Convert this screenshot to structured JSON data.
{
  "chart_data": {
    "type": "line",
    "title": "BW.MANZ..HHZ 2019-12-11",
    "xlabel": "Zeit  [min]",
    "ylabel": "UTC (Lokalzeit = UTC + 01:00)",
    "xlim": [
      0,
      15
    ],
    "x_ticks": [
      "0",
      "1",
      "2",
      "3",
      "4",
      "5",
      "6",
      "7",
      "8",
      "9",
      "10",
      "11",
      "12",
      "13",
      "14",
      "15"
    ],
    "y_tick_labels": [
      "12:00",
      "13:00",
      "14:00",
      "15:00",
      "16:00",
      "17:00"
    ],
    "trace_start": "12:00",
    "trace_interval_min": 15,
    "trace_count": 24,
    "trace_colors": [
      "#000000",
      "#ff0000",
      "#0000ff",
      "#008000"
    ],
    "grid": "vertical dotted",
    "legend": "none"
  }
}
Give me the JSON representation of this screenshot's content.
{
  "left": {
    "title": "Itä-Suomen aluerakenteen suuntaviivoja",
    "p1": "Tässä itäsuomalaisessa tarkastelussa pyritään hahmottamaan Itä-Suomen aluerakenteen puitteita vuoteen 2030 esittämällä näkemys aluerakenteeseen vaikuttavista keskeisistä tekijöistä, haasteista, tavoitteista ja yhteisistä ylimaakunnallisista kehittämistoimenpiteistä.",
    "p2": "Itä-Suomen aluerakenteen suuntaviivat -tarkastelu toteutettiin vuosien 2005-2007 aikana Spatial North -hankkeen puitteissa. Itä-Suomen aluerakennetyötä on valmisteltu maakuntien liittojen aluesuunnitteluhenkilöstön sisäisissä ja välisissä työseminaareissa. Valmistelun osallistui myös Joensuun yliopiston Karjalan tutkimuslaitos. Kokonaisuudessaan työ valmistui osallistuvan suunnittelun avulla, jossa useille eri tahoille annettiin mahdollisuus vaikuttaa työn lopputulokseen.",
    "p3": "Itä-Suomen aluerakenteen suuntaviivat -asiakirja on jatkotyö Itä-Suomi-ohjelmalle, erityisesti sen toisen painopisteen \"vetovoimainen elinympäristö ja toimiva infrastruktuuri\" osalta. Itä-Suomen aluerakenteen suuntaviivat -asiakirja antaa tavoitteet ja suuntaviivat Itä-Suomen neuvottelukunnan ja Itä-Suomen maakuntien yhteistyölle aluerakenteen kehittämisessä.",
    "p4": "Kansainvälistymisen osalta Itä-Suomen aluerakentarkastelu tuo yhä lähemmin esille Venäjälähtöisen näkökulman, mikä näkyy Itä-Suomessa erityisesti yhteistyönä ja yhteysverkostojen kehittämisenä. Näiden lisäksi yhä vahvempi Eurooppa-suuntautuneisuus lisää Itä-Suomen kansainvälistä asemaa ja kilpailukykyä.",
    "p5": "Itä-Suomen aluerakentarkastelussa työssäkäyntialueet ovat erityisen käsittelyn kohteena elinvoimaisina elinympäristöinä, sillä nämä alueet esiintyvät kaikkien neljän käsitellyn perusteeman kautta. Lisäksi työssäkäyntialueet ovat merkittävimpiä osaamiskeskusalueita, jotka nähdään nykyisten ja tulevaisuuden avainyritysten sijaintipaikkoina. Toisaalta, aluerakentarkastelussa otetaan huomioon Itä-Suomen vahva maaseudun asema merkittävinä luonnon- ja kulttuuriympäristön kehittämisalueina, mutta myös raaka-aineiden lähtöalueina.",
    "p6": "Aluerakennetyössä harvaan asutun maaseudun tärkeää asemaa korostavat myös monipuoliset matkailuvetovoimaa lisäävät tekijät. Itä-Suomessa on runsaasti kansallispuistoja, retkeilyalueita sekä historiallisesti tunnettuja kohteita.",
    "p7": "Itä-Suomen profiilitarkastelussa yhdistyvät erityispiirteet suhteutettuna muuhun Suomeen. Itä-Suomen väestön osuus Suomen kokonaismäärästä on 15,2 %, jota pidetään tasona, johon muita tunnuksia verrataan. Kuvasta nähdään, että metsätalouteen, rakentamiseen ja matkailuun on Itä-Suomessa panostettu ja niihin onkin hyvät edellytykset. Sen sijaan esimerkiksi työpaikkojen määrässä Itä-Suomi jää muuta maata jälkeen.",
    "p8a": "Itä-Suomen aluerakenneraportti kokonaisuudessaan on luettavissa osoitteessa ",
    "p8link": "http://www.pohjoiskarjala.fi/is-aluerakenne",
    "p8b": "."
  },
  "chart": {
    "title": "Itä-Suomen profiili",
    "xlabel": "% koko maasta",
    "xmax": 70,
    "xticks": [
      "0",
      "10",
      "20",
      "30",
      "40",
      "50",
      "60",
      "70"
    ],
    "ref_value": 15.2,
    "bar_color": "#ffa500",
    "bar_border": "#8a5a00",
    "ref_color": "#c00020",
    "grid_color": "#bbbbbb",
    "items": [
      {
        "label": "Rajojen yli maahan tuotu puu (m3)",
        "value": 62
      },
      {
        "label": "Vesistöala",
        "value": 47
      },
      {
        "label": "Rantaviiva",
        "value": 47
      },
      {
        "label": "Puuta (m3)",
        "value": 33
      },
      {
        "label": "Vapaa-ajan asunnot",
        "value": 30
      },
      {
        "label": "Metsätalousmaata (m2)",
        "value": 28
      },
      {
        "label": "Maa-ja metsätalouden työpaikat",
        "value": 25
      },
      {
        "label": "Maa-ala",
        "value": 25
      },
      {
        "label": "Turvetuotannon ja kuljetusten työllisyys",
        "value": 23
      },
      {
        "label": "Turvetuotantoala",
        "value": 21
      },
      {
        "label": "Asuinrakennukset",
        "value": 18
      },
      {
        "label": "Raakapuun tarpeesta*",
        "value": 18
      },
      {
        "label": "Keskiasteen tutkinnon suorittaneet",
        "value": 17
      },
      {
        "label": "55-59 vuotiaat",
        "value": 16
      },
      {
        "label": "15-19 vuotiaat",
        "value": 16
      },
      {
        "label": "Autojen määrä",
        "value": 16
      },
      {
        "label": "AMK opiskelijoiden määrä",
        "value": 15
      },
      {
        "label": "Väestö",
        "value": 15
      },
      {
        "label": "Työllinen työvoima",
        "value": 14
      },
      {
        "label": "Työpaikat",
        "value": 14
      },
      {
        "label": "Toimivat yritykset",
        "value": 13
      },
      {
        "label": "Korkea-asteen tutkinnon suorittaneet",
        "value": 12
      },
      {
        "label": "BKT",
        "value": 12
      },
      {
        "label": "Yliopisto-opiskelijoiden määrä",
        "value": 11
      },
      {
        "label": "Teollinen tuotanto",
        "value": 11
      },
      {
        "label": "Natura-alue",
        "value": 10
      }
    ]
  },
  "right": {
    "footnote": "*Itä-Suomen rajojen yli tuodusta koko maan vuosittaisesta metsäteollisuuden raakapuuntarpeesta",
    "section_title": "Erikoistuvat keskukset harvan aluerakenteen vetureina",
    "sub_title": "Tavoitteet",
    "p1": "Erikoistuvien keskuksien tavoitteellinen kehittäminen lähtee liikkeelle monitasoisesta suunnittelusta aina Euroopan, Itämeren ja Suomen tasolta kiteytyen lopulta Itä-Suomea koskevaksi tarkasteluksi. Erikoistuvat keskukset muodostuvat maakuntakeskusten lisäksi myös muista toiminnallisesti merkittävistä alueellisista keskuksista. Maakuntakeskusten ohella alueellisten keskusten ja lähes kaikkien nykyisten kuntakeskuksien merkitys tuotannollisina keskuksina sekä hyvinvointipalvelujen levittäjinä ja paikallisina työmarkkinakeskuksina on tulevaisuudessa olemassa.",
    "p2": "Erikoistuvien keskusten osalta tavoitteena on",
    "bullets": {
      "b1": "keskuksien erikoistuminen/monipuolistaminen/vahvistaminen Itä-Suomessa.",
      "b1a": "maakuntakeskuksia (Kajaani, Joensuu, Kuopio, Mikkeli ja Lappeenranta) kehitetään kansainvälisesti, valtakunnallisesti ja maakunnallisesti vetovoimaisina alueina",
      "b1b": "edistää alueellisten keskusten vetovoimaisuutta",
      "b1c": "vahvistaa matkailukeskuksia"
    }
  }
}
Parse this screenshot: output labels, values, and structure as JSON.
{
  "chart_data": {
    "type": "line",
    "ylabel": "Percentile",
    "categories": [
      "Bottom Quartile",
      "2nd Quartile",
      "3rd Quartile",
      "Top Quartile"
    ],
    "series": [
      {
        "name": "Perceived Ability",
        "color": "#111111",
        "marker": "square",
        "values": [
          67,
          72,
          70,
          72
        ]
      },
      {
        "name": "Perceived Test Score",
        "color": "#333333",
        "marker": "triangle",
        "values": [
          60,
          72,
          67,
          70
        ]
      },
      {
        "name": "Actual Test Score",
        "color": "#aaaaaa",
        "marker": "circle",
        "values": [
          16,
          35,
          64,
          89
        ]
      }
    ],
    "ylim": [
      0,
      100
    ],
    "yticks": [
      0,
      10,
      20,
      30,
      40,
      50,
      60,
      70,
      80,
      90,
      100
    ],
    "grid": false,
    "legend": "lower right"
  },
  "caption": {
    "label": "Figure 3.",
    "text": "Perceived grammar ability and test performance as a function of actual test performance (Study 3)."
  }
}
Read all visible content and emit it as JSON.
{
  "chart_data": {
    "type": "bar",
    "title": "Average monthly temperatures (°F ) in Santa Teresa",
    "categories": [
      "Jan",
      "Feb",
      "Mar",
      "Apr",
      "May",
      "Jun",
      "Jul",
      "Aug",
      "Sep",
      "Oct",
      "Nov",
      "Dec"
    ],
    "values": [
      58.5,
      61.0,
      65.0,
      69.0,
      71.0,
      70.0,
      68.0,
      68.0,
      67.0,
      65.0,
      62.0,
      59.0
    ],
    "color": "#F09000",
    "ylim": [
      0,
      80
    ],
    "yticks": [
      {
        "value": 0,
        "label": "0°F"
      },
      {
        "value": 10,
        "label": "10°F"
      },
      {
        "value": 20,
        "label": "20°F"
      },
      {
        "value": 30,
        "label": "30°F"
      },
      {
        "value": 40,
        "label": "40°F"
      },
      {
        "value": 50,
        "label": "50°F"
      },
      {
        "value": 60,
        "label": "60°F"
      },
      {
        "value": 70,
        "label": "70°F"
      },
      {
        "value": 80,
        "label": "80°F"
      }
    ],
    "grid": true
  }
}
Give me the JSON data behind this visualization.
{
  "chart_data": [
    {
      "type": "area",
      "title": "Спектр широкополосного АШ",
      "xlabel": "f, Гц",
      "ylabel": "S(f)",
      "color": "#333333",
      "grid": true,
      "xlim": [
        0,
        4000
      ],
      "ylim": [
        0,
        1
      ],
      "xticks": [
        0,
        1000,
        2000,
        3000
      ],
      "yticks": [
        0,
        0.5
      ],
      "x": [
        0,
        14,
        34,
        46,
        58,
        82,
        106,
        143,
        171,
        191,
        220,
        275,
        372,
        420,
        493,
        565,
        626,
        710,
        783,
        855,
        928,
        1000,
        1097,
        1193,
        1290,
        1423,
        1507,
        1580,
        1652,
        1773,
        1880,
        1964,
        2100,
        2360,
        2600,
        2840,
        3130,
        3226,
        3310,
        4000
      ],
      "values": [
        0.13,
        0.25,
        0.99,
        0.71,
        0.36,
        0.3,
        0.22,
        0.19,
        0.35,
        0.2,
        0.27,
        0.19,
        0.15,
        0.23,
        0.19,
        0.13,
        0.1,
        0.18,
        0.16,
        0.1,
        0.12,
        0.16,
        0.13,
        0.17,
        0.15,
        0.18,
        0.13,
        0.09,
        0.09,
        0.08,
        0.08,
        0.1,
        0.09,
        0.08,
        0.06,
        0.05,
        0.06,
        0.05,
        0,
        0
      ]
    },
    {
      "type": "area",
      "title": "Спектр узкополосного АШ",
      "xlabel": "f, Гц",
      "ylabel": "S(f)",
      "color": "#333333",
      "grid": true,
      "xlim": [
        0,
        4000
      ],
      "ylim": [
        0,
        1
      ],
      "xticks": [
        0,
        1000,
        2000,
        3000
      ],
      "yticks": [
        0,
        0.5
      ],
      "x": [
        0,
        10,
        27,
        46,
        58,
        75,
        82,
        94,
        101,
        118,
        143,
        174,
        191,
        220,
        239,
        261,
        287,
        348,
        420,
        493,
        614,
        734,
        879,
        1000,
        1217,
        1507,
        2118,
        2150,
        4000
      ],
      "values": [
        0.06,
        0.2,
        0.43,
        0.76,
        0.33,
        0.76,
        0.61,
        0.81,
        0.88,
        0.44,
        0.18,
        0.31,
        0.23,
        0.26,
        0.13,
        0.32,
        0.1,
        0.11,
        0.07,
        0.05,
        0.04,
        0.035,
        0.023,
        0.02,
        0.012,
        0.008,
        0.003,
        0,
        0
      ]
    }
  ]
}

+===+

» **Short exercise**
Filter the entries down to the lines containing "name". Copy each of those lines.

» **Solution for this exercise**
        "name": "Perceived Ability",
        "name": "Perceived Test Score",
        "name": "Actual Test Score",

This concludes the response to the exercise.